• **STATED PROBLEM**
Extract every line between the one with "Extract the structured" and the end of the entries, both included, word for word and free of pictures.

-- start EXTRACTED DATA --

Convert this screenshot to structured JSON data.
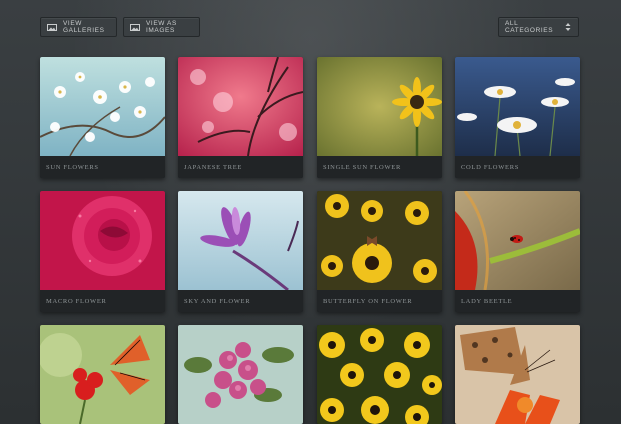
{
  "toolbar": {
    "view_galleries": "View Galleries",
    "view_images": "View as Images",
    "category_selected": "All Categories"
  },
  "gallery": [
    {
      "title": "Sun Flowers"
    },
    {
      "title": "Japanese Tree"
    },
    {
      "title": "Single Sun Flower"
    },
    {
      "title": "Cold Flowers"
    },
    {
      "title": "Macro Flower"
    },
    {
      "title": "Sky and Flower"
    },
    {
      "title": "Butterfly on Flower"
    },
    {
      "title": "Lady Beetle"
    },
    {
      "title": ""
    },
    {
      "title": ""
    },
    {
      "title": ""
    },
    {
      "title": ""
    }
  ],
  "colors": {
    "background": "#2f3335",
    "card": "#1c1f21",
    "caption_text": "#8f9597"
  }
}
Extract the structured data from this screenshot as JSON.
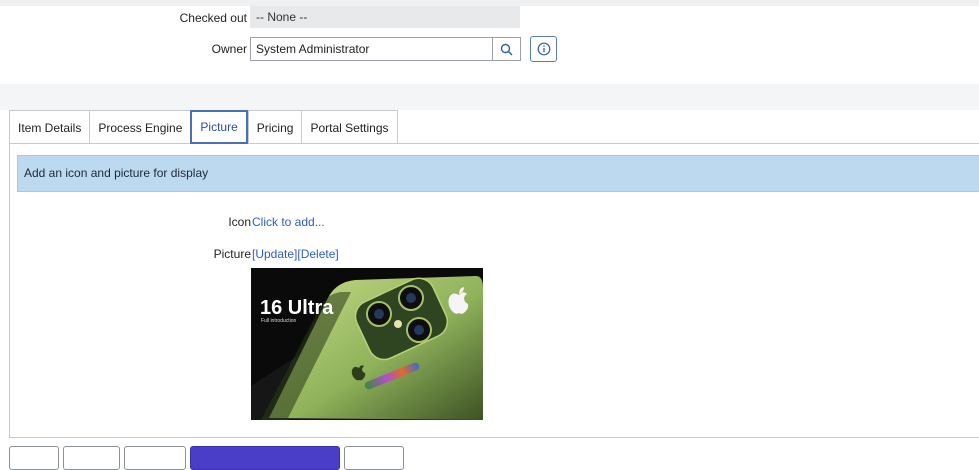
{
  "form": {
    "checked_out": {
      "label": "Checked out",
      "value": "-- None --"
    },
    "owner": {
      "label": "Owner",
      "value": "System Administrator"
    }
  },
  "tabs": [
    {
      "label": "Item Details",
      "active": false
    },
    {
      "label": "Process Engine",
      "active": false
    },
    {
      "label": "Picture",
      "active": true
    },
    {
      "label": "Pricing",
      "active": false
    },
    {
      "label": "Portal Settings",
      "active": false
    }
  ],
  "picture_tab": {
    "banner": "Add an icon and picture for display",
    "icon": {
      "label": "Icon",
      "link": "Click to add..."
    },
    "picture": {
      "label": "Picture",
      "update_link": "[Update]",
      "delete_link": "[Delete]",
      "image_text": {
        "title": "16 Ultra",
        "subtitle": "Full introduction"
      }
    }
  },
  "bottom_buttons": [
    "",
    "",
    "",
    "",
    ""
  ],
  "icons": {
    "lookup": "search-icon",
    "info": "info-icon",
    "brand": "apple-logo-icon"
  },
  "colors": {
    "accent": "#2d5fb8",
    "banner": "#bcd9ef",
    "active_tab_border": "#4a6fb8",
    "primary_button": "#4a3ec8"
  }
}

-- end EXTRACTED DATA --

• **OUTPUT OF THE TASK**
Extract the structured data from this screenshot as JSON.
{
  "form": {
    "checked_out": {
      "label": "Checked out",
      "value": "-- None --"
    },
    "owner": {
      "label": "Owner",
      "value": "System Administrator"
    }
  },
  "tabs": [
    {
      "label": "Item Details",
      "active": false
    },
    {
      "label": "Process Engine",
      "active": false
    },
    {
      "label": "Picture",
      "active": true
    },
    {
      "label": "Pricing",
      "active": false
    },
    {
      "label": "Portal Settings",
      "active": false
    }
  ],
  "picture_tab": {
    "banner": "Add an icon and picture for display",
    "icon": {
      "label": "Icon",
      "link": "Click to add..."
    },
    "picture": {
      "label": "Picture",
      "update_link": "[Update]",
      "delete_link": "[Delete]",
      "image_text": {
        "title": "16 Ultra",
        "subtitle": "Full introduction"
      }
    }
  },
  "bottom_buttons": [
    "",
    "",
    "",
    "",
    ""
  ],
  "icons": {
    "lookup": "search-icon",
    "info": "info-icon",
    "brand": "apple-logo-icon"
  },
  "colors": {
    "accent": "#2d5fb8",
    "banner": "#bcd9ef",
    "active_tab_border": "#4a6fb8",
    "primary_button": "#4a3ec8"
  }
}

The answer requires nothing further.